(Dataset records)

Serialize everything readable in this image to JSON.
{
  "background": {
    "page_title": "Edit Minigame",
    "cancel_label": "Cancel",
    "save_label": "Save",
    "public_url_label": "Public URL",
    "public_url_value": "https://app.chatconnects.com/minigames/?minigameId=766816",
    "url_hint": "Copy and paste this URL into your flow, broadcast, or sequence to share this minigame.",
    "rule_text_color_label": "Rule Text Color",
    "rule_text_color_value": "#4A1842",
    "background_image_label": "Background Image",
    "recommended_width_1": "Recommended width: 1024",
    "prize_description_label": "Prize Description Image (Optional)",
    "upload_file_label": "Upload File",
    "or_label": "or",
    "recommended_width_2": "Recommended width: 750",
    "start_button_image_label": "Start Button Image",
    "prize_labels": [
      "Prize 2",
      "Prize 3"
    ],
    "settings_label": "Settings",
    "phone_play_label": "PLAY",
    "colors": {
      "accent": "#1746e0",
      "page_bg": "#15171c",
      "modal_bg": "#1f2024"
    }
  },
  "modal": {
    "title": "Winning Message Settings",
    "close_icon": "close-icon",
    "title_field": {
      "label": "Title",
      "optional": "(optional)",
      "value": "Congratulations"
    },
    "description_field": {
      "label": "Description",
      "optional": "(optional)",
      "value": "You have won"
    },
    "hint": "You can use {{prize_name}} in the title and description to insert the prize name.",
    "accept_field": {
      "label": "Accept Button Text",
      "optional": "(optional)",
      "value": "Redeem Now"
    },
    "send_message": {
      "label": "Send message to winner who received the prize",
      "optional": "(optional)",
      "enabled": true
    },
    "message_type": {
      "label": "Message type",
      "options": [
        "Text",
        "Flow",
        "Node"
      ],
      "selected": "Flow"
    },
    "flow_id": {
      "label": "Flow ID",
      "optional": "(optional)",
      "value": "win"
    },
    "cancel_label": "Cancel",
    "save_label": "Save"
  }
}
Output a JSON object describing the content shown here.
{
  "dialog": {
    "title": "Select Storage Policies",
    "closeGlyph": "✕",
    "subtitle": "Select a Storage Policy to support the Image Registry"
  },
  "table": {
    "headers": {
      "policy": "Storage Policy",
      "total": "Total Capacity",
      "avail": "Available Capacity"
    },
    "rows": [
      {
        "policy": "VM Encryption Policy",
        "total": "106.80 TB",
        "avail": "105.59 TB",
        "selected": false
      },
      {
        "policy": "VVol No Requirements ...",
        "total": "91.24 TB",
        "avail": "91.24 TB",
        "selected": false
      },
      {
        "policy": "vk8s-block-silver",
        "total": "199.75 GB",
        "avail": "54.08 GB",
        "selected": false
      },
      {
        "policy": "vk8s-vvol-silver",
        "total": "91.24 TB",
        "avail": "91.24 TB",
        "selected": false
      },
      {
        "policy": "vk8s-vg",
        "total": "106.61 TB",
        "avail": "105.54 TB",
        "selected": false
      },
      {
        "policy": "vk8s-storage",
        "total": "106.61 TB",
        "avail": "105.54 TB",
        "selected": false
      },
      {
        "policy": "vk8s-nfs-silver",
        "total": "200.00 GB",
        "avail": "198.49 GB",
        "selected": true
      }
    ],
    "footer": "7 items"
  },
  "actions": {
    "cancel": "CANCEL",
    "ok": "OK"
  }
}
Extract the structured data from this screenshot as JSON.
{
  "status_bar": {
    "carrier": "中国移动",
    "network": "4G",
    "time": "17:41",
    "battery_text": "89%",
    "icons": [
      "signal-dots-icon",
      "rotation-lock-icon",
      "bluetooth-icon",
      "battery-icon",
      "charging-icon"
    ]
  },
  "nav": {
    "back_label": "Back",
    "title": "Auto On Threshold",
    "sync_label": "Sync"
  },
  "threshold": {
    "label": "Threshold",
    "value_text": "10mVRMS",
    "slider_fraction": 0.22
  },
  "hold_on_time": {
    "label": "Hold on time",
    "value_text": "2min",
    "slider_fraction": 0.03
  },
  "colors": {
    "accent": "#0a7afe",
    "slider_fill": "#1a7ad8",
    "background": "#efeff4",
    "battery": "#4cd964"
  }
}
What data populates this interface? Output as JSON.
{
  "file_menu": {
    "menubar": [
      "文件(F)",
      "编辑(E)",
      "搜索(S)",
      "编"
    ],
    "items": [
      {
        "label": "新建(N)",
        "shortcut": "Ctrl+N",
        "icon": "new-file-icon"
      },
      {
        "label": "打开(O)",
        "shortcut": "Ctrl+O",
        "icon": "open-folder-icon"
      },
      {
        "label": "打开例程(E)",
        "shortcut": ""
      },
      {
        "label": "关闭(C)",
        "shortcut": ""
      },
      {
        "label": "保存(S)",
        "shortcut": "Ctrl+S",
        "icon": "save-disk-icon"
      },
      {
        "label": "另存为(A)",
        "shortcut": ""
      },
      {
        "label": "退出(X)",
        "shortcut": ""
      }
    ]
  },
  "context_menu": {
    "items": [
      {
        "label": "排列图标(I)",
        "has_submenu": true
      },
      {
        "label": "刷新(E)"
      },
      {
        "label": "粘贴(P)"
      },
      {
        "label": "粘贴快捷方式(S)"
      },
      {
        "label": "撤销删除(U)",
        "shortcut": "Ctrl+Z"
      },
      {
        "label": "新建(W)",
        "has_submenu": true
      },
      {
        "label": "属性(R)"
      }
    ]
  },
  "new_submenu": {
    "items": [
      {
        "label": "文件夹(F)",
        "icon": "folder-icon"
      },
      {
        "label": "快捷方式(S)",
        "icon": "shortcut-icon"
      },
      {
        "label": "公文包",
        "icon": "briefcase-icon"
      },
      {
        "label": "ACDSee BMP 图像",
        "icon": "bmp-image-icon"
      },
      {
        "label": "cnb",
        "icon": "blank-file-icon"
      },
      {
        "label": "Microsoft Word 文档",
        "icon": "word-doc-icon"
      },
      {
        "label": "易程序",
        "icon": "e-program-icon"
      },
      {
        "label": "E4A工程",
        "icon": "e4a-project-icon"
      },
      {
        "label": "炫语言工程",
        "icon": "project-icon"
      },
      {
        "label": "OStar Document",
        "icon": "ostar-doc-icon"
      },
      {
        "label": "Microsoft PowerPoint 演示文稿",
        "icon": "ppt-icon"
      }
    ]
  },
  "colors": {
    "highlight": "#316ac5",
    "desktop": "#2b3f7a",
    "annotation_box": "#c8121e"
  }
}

WHAT IS EXPECTED — Using the data above, copy each line that contains "JSON".

EXPECTED ANSWER —
Serialize everything readable in this image to JSON.
Output a JSON object describing the content shown here.
Extract the structured data from this screenshot as JSON.
What data populates this interface? Output as JSON.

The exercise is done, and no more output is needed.